Problem requirements:
Repeat the whole listing exactly as written.

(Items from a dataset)
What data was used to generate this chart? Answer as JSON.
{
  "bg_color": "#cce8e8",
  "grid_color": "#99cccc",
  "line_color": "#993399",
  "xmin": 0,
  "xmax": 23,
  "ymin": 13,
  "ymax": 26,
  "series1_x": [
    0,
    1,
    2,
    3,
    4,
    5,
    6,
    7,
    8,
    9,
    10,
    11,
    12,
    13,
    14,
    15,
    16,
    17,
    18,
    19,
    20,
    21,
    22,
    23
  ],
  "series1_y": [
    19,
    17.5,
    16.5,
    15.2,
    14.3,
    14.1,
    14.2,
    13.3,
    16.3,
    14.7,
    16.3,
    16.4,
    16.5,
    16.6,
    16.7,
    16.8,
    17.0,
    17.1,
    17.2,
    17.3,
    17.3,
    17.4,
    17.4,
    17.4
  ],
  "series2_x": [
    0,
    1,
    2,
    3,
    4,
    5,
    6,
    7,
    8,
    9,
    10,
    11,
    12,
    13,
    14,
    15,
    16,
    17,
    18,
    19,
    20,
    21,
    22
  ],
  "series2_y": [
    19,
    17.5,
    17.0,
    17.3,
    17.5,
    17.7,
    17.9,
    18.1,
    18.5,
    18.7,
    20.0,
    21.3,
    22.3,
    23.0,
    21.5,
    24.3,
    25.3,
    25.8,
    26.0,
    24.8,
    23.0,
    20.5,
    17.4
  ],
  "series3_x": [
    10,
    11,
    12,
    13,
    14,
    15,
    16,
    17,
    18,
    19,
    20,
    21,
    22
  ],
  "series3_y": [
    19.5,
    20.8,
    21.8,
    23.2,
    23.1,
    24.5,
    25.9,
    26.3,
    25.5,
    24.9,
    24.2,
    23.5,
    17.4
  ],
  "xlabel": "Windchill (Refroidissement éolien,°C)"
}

Result below:
What data was used to generate this chart? Answer as JSON.
{
  "bg_color": "#cce8e8",
  "grid_color": "#99cccc",
  "line_color": "#993399",
  "xmin": 0,
  "xmax": 23,
  "ymin": 13,
  "ymax": 26,
  "series1_x": [
    0,
    1,
    2,
    3,
    4,
    5,
    6,
    7,
    8,
    9,
    10,
    11,
    12,
    13,
    14,
    15,
    16,
    17,
    18,
    19,
    20,
    21,
    22,
    23
  ],
  "series1_y": [
    19,
    17.5,
    16.5,
    15.2,
    14.3,
    14.1,
    14.2,
    13.3,
    16.3,
    14.7,
    16.3,
    16.4,
    16.5,
    16.6,
    16.7,
    16.8,
    17.0,
    17.1,
    17.2,
    17.3,
    17.3,
    17.4,
    17.4,
    17.4
  ],
  "series2_x": [
    0,
    1,
    2,
    3,
    4,
    5,
    6,
    7,
    8,
    9,
    10,
    11,
    12,
    13,
    14,
    15,
    16,
    17,
    18,
    19,
    20,
    21,
    22
  ],
  "series2_y": [
    19,
    17.5,
    17.0,
    17.3,
    17.5,
    17.7,
    17.9,
    18.1,
    18.5,
    18.7,
    20.0,
    21.3,
    22.3,
    23.0,
    21.5,
    24.3,
    25.3,
    25.8,
    26.0,
    24.8,
    23.0,
    20.5,
    17.4
  ],
  "series3_x": [
    10,
    11,
    12,
    13,
    14,
    15,
    16,
    17,
    18,
    19,
    20,
    21,
    22
  ],
  "series3_y": [
    19.5,
    20.8,
    21.8,
    23.2,
    23.1,
    24.5,
    25.9,
    26.3,
    25.5,
    24.9,
    24.2,
    23.5,
    17.4
  ],
  "xlabel": "Windchill (Refroidissement éolien,°C)"
}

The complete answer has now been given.